<<<<
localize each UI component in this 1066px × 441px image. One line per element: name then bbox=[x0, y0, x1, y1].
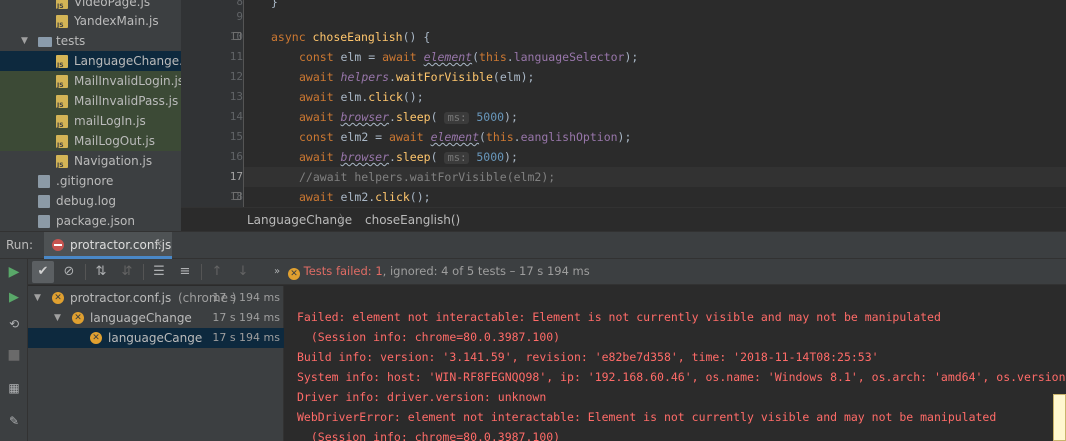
test-results-tree: ▼ ✕ protractor.conf.js (chrome ) 17 s 19… bbox=[28, 286, 284, 441]
file-icon bbox=[38, 215, 50, 228]
protractor-icon bbox=[52, 239, 64, 251]
previous-failed-icon[interactable]: ↑ bbox=[206, 261, 228, 283]
line-number: 13 bbox=[229, 90, 243, 103]
tree-item-navigation[interactable]: Navigation.js bbox=[0, 151, 181, 171]
console-line: (Session info: chrome=80.0.3987.100) bbox=[297, 330, 561, 344]
line-number: 15 bbox=[229, 130, 243, 143]
console-line: System info: host: 'WIN-RF8FEGNQQ98', ip… bbox=[297, 370, 1066, 384]
line-number: 11 bbox=[229, 50, 243, 63]
console-output[interactable]: Failed: element not interactable: Elemen… bbox=[285, 286, 1066, 441]
tree-item-maillogout[interactable]: MailLogOut.js bbox=[0, 131, 181, 151]
run-tool-window-header: Run: protractor.conf.js × bbox=[0, 231, 1066, 259]
line-number: 14 bbox=[229, 110, 243, 123]
file-icon bbox=[38, 175, 50, 188]
sort-duration-icon[interactable]: ⇵ bbox=[116, 261, 138, 283]
code-line: const elm2 = await element(this.eanglish… bbox=[299, 130, 632, 144]
breadcrumb-file[interactable]: LanguageChange bbox=[247, 208, 352, 232]
code-line-current: //await helpers.waitForVisible(elm2); bbox=[244, 167, 1066, 187]
breadcrumb-separator: 〉 bbox=[339, 214, 349, 225]
tree-item-package-json[interactable]: package.json bbox=[0, 211, 181, 231]
failed-icon: ✕ bbox=[72, 312, 84, 324]
run-tab[interactable]: protractor.conf.js × bbox=[44, 232, 172, 259]
pin-icon[interactable]: ✎ bbox=[6, 413, 22, 429]
tree-item-mailinvalidlogin[interactable]: MailInvalidLogin.js bbox=[0, 71, 181, 91]
tree-item-debug-log[interactable]: debug.log bbox=[0, 191, 181, 211]
chevron-down-icon[interactable]: ▼ bbox=[34, 288, 41, 308]
console-line: WebDriverError: element not interactable… bbox=[297, 410, 997, 424]
js-file-icon bbox=[56, 115, 68, 129]
failed-icon: ✕ bbox=[288, 268, 300, 280]
project-tree: VideoPage.js YandexMain.js ▼ tests Langu… bbox=[0, 0, 181, 231]
stop-icon[interactable]: ■ bbox=[6, 347, 22, 363]
tree-item-tests-folder[interactable]: ▼ tests bbox=[0, 31, 181, 51]
tree-item-maillogin[interactable]: mailLogIn.js bbox=[0, 111, 181, 131]
show-ignored-icon[interactable]: ⊘ bbox=[58, 261, 80, 283]
collapse-all-icon[interactable]: ≡ bbox=[174, 261, 196, 283]
close-icon[interactable]: × bbox=[154, 237, 163, 250]
failed-icon: ✕ bbox=[52, 292, 64, 304]
code-line: } bbox=[271, 0, 278, 9]
tree-item-languagechange[interactable]: LanguageChange.js bbox=[0, 51, 181, 71]
line-number: 9 bbox=[236, 10, 243, 23]
test-node-suite[interactable]: ▼ ✕ languageChange 17 s 194 ms bbox=[28, 308, 284, 328]
fold-icon[interactable] bbox=[233, 192, 241, 200]
file-icon bbox=[38, 195, 50, 208]
console-line: Driver info: driver.version: unknown bbox=[297, 390, 547, 404]
js-file-icon bbox=[56, 135, 68, 149]
code-line: const elm = await element(this.languageS… bbox=[299, 50, 639, 64]
line-number: 17 bbox=[229, 170, 243, 183]
rerun-icon[interactable]: ▶ bbox=[6, 264, 22, 280]
test-node-case[interactable]: ✕ languageCange 17 s 194 ms bbox=[28, 328, 284, 348]
js-file-icon bbox=[56, 95, 68, 109]
rerun-failed-icon[interactable]: ▶ bbox=[6, 290, 22, 306]
js-file-icon bbox=[56, 155, 68, 169]
console-line: Failed: element not interactable: Elemen… bbox=[297, 310, 941, 324]
run-side-toolbar: ▶ ▶ ⟲ ■ ▦ ✎ bbox=[0, 259, 28, 441]
notification-popup[interactable] bbox=[1053, 394, 1066, 441]
tree-item-yandexmain[interactable]: YandexMain.js bbox=[0, 11, 181, 31]
code-line: await elm.click(); bbox=[299, 90, 424, 104]
folder-icon bbox=[38, 37, 52, 47]
tree-item-gitignore[interactable]: .gitignore bbox=[0, 171, 181, 191]
js-file-icon bbox=[56, 55, 68, 69]
param-hint: ms: bbox=[444, 152, 470, 164]
js-file-icon bbox=[56, 75, 68, 89]
chevron-down-icon[interactable]: ▼ bbox=[54, 308, 61, 328]
console-line: (Session info: chrome=80.0.3987.100) bbox=[297, 430, 561, 441]
code-line: await elm2.click(); bbox=[299, 190, 431, 204]
line-number: 12 bbox=[229, 70, 243, 83]
tree-item-mailinvalidpass[interactable]: MailInvalidPass.js bbox=[0, 91, 181, 111]
js-file-icon bbox=[56, 15, 68, 29]
more-icon[interactable]: » bbox=[266, 261, 288, 283]
next-failed-icon[interactable]: ↓ bbox=[232, 261, 254, 283]
js-file-icon bbox=[56, 0, 68, 10]
layout-icon[interactable]: ▦ bbox=[6, 380, 22, 396]
code-line: await browser.sleep( ms: 5000); bbox=[299, 110, 518, 124]
line-number: 16 bbox=[229, 150, 243, 163]
sort-alpha-icon[interactable]: ⇅ bbox=[90, 261, 112, 283]
test-toolbar: ✔ ⊘ ⇅ ⇵ ☰ ≡ ↑ ↓ » ✕ Tests failed: 1, ign… bbox=[28, 259, 1066, 285]
breadcrumb-method[interactable]: choseEanglish() bbox=[365, 208, 460, 232]
code-line: await helpers.waitForVisible(elm); bbox=[299, 70, 535, 84]
toggle-auto-test-icon[interactable]: ⟲ bbox=[6, 316, 22, 332]
code-editor[interactable]: } async choseEanglish() { const elm = aw… bbox=[244, 0, 1066, 207]
console-line: Build info: version: '3.141.59', revisio… bbox=[297, 350, 879, 364]
run-label: Run: bbox=[6, 238, 34, 252]
chevron-down-icon[interactable]: ▼ bbox=[21, 31, 28, 51]
breadcrumb: LanguageChange 〉 choseEanglish() bbox=[181, 207, 1066, 231]
param-hint: ms: bbox=[444, 112, 470, 124]
fold-icon[interactable] bbox=[233, 32, 241, 40]
show-passed-icon[interactable]: ✔ bbox=[32, 261, 54, 283]
failed-icon: ✕ bbox=[90, 332, 102, 344]
code-line: await browser.sleep( ms: 5000); bbox=[299, 150, 518, 164]
expand-all-icon[interactable]: ☰ bbox=[148, 261, 170, 283]
test-node-config[interactable]: ▼ ✕ protractor.conf.js (chrome ) 17 s 19… bbox=[28, 288, 284, 308]
code-line: async choseEanglish() { bbox=[271, 30, 431, 44]
test-status: ✕ Tests failed: 1, ignored: 4 of 5 tests… bbox=[288, 264, 590, 280]
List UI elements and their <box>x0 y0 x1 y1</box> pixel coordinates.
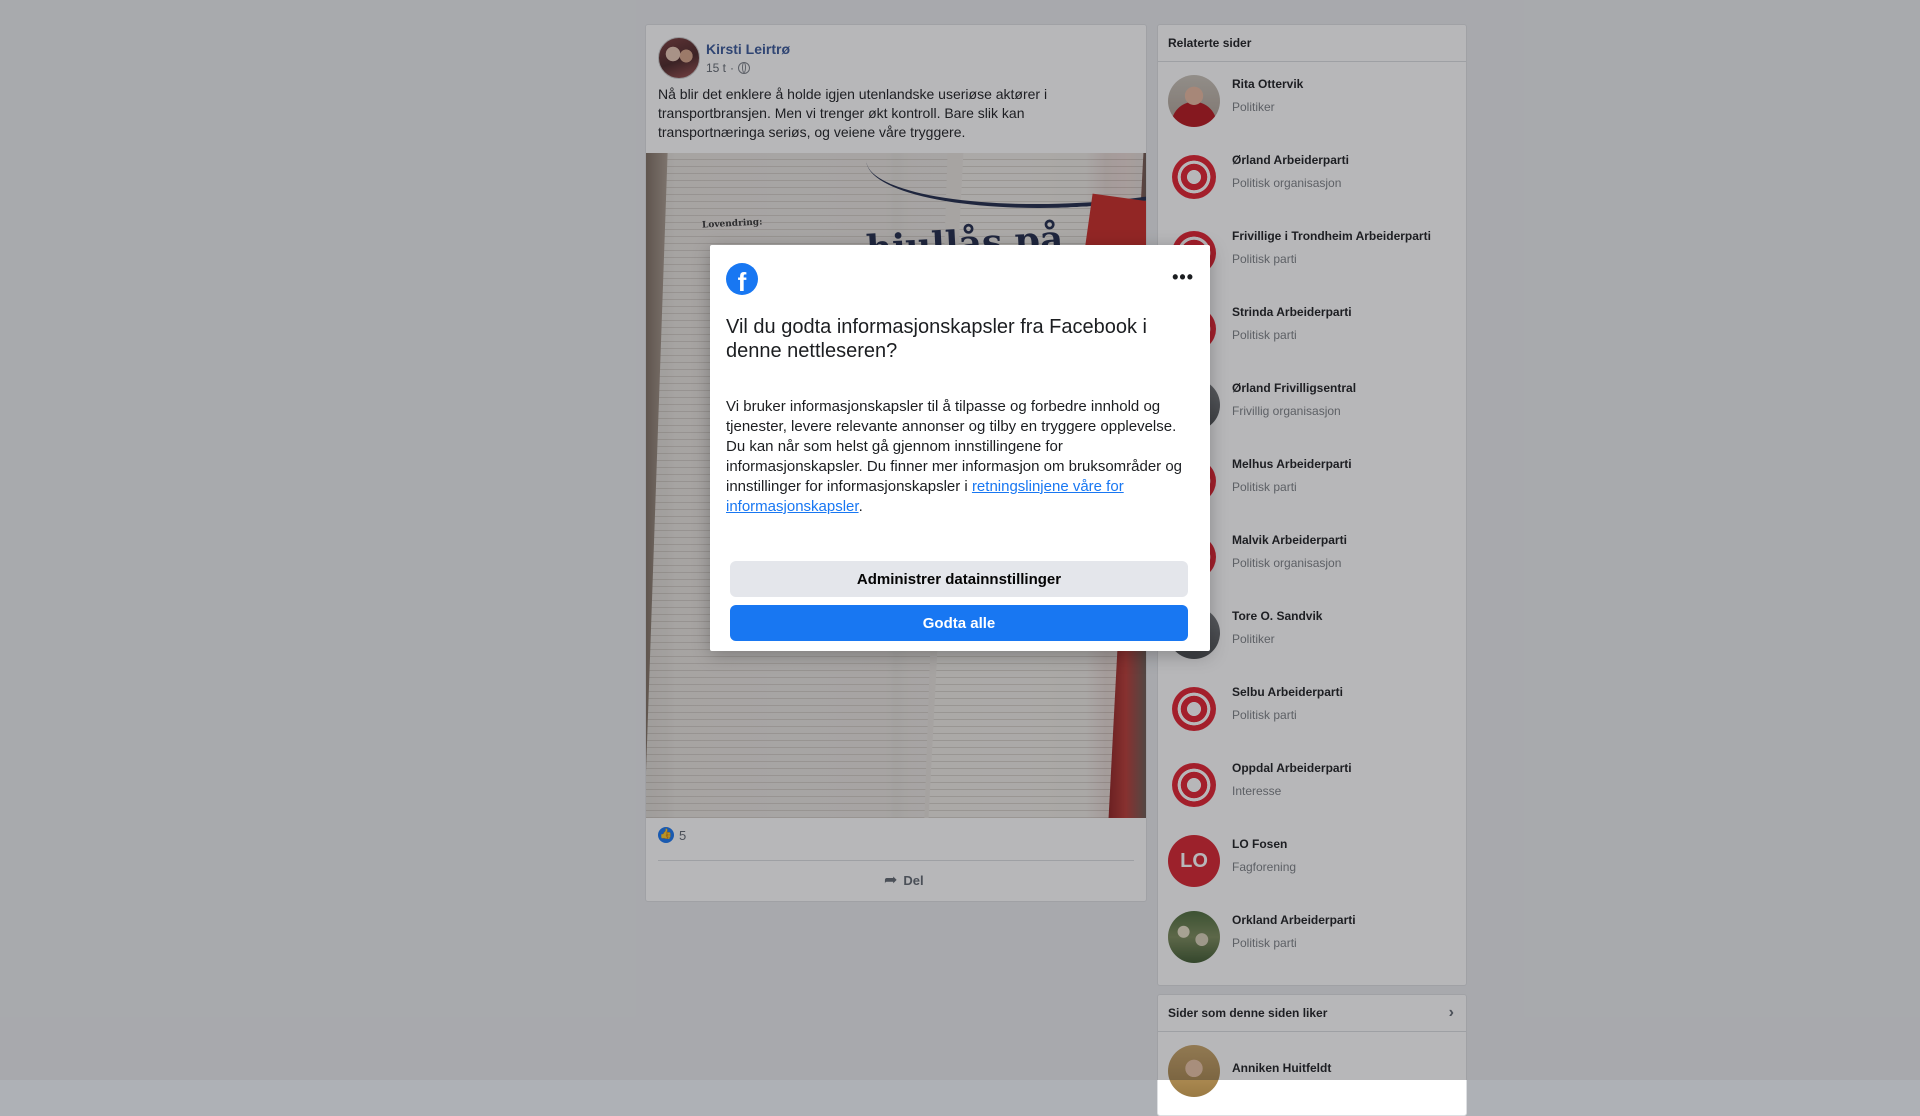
facebook-logo-icon: f <box>726 263 758 295</box>
accept-all-button[interactable]: Godta alle <box>730 605 1188 641</box>
more-options-icon[interactable]: ••• <box>1172 267 1194 288</box>
dialog-title: Vil du godta informasjonskapsler fra Fac… <box>726 316 1147 362</box>
cookie-consent-dialog: f ••• Vil du godta informasjonskapsler f… <box>710 245 1210 651</box>
manage-data-settings-button[interactable]: Administrer datainnstillinger <box>730 561 1188 597</box>
dialog-body: Vi bruker informasjonskapsler til å tilp… <box>726 397 1196 517</box>
dialog-body-end: . <box>858 498 863 515</box>
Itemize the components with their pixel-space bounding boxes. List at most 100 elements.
>>>>
Your instructions: Please copy out the lines of the listing word for word, starting at the line that contains "facebook-logo-icon: f <box>726" and ending at the line that contains "dialog-title: Vil du", both included.

Result for this task:
facebook-logo-icon: f <box>726 263 758 295</box>
accept-all-button[interactable]: Godta alle <box>730 605 1188 641</box>
more-options-icon[interactable]: ••• <box>1172 267 1194 288</box>
dialog-title: Vil du godta informasjonskapsler fra Fac… <box>726 316 1147 362</box>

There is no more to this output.